The exercise:
Reproduce the records below in full and without edits, omitting images.

** start of Given information **

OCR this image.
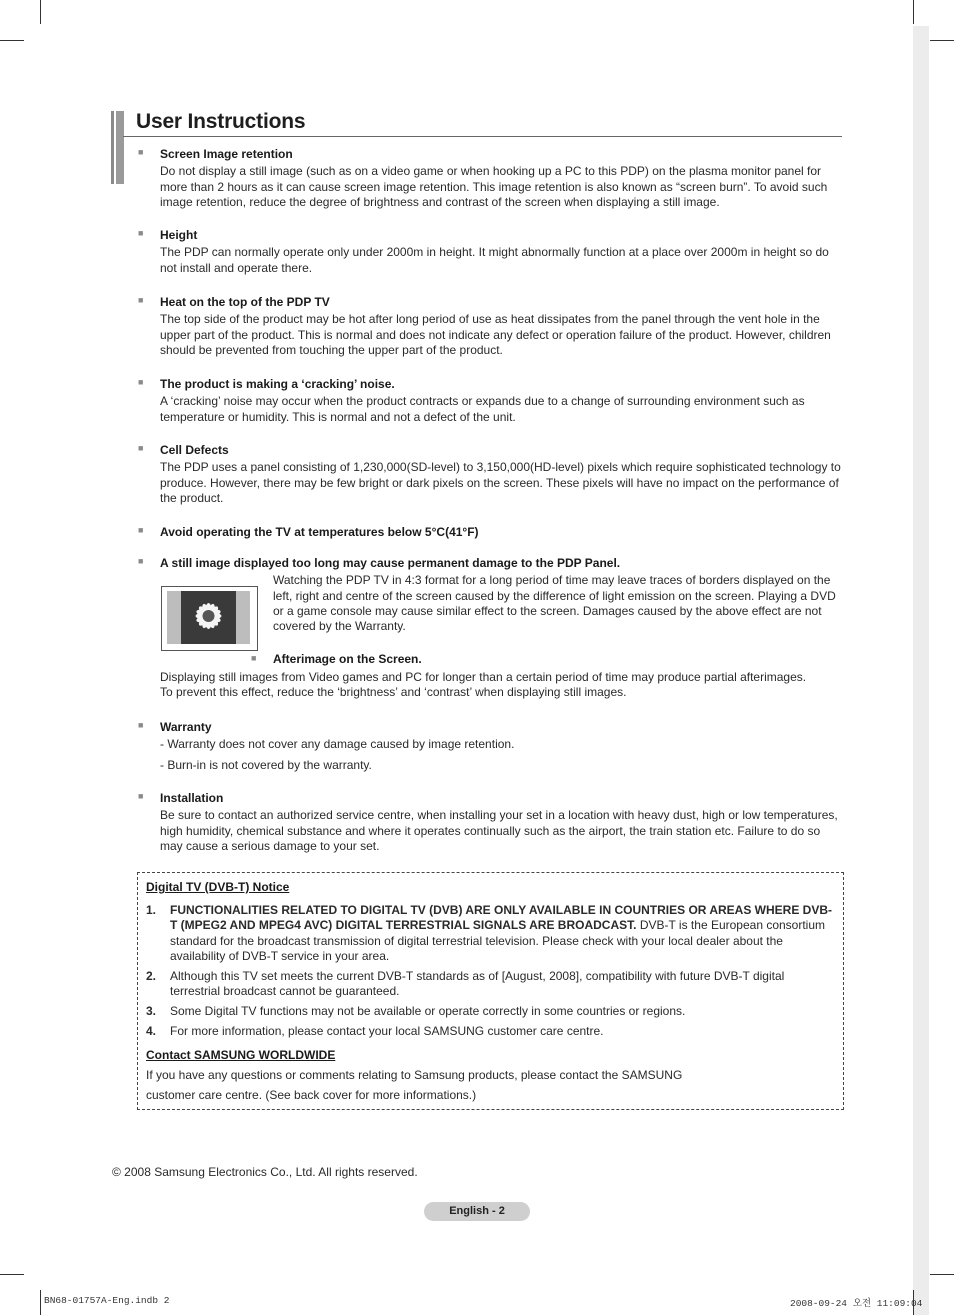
User Instructions
■ Screen Image retention

Do not display a still image (such as on a video game or when hooking up a PC to this PDP) on the plasma monitor panel for more than 2 hours as it can cause screen image retention. This image retention is also known as “screen burn”. To avoid such image retention, reduce the degree of brightness and contrast of the screen when displaying a still image.

■ Height

The PDP can normally operate only under 2000m in height. It might abnormally function at a place over 2000m in height so do not install and operate there.

■ Heat on the top of the PDP TV

The top side of the product may be hot after long period of use as heat dissipates from the panel through the vent hole in the upper part of the product. This is normal and does not indicate any defect or operation failure of the product. However, children should be prevented from touching the upper part of the product.

■ The product is making a ‘cracking’ noise.

A ‘cracking’ noise may occur when the product contracts or expands due to a change of surrounding environment such as temperature or humidity. This is normal and not a defect of the unit.

■ Cell Defects

The PDP uses a panel consisting of 1,230,000(SD-level) to 3,150,000(HD-level) pixels which require sophisticated technology to produce. However, there may be few bright or dark pixels on the screen. These pixels will have no impact on the performance of the product.

■ Avoid operating the TV at temperatures below 5°C(41°F)
■ A still image displayed too long may cause permanent damage to the PDP Panel.
Watching the PDP TV in 4:3 format for a long period of time may leave traces of borders displayed on the left, right and centre of the screen caused by the difference of light emission on the screen. Playing a DVD or a game console may cause similar effect to the screen. Damages caused by the above effect are not covered by the Warranty.
■ Afterimage on the Screen.

Displaying still images from Video games and PC for longer than a certain period of time may produce partial afterimages.

To prevent this effect, reduce the ‘brightness’ and ‘contrast’ when displaying still images.

■ Warranty

- Warranty does not cover any damage caused by image retention.

- Burn-in is not covered by the warranty.

■ Installation

Be sure to contact an authorized service centre, when installing your set in a location with heavy dust, high or low temperatures, high humidity, chemical substance and where it operates continually such as the airport, the train station etc. Failure to do so may cause a serious damage to your set.

Digital TV (DVB-T) Notice
1. FUNCTIONALITIES RELATED TO DIGITAL TV (DVB) ARE ONLY AVAILABLE IN COUNTRIES OR AREAS WHERE DVB-T (MPEG2 AND MPEG4 AVC) DIGITAL TERRESTRIAL SIGNALS ARE BROADCAST. DVB-T is the European consortium standard for the broadcast transmission of digital terrestrial television. Please check with your local dealer about the availability of DVB-T service in your area.
2. Although this TV set meets the current DVB-T standards as of [August, 2008], compatibility with future DVB-T digital terrestrial broadcast cannot be guaranteed.
3. Some Digital TV functions may not be available or operate correctly in some countries or regions.
4. For more information, please contact your local SAMSUNG customer care centre.
Contact SAMSUNG WORLDWIDE
If you have any questions or comments relating to Samsung products, please contact the SAMSUNG
customer care centre. (See back cover for more informations.)
© 2008 Samsung Electronics Co., Ltd. All rights reserved.
English - 2
BN68-01757A-Eng.indb 2	2008-09-24 오전 11:09:04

** end of Given information **

Task solution:
OCR this image.
User Instructions
■ Screen Image retention

Do not display a still image (such as on a video game or when hooking up a PC to this PDP) on the plasma monitor panel for more than 2 hours as it can cause screen image retention. This image retention is also known as “screen burn”. To avoid such image retention, reduce the degree of brightness and contrast of the screen when displaying a still image.

■ Height

The PDP can normally operate only under 2000m in height. It might abnormally function at a place over 2000m in height so do not install and operate there.

■ Heat on the top of the PDP TV

The top side of the product may be hot after long period of use as heat dissipates from the panel through the vent hole in the upper part of the product. This is normal and does not indicate any defect or operation failure of the product. However, children should be prevented from touching the upper part of the product.

■ The product is making a ‘cracking’ noise.

A ‘cracking’ noise may occur when the product contracts or expands due to a change of surrounding environment such as temperature or humidity. This is normal and not a defect of the unit.

■ Cell Defects

The PDP uses a panel consisting of 1,230,000(SD-level) to 3,150,000(HD-level) pixels which require sophisticated technology to produce. However, there may be few bright or dark pixels on the screen. These pixels will have no impact on the performance of the product.

■ Avoid operating the TV at temperatures below 5°C(41°F)
■ A still image displayed too long may cause permanent damage to the PDP Panel.
Watching the PDP TV in 4:3 format for a long period of time may leave traces of borders displayed on the left, right and centre of the screen caused by the difference of light emission on the screen. Playing a DVD or a game console may cause similar effect to the screen. Damages caused by the above effect are not covered by the Warranty.
■ Afterimage on the Screen.

Displaying still images from Video games and PC for longer than a certain period of time may produce partial afterimages.

To prevent this effect, reduce the ‘brightness’ and ‘contrast’ when displaying still images.

■ Warranty

- Warranty does not cover any damage caused by image retention.

- Burn-in is not covered by the warranty.

■ Installation

Be sure to contact an authorized service centre, when installing your set in a location with heavy dust, high or low temperatures, high humidity, chemical substance and where it operates continually such as the airport, the train station etc. Failure to do so may cause a serious damage to your set.

Digital TV (DVB-T) Notice
1. FUNCTIONALITIES RELATED TO DIGITAL TV (DVB) ARE ONLY AVAILABLE IN COUNTRIES OR AREAS WHERE DVB-T (MPEG2 AND MPEG4 AVC) DIGITAL TERRESTRIAL SIGNALS ARE BROADCAST. DVB-T is the European consortium standard for the broadcast transmission of digital terrestrial television. Please check with your local dealer about the availability of DVB-T service in your area.
2. Although this TV set meets the current DVB-T standards as of [August, 2008], compatibility with future DVB-T digital terrestrial broadcast cannot be guaranteed.
3. Some Digital TV functions may not be available or operate correctly in some countries or regions.
4. For more information, please contact your local SAMSUNG customer care centre.
Contact SAMSUNG WORLDWIDE
If you have any questions or comments relating to Samsung products, please contact the SAMSUNG
customer care centre. (See back cover for more informations.)
© 2008 Samsung Electronics Co., Ltd. All rights reserved.
English - 2
BN68-01757A-Eng.indb 2	2008-09-24 오전 11:09:04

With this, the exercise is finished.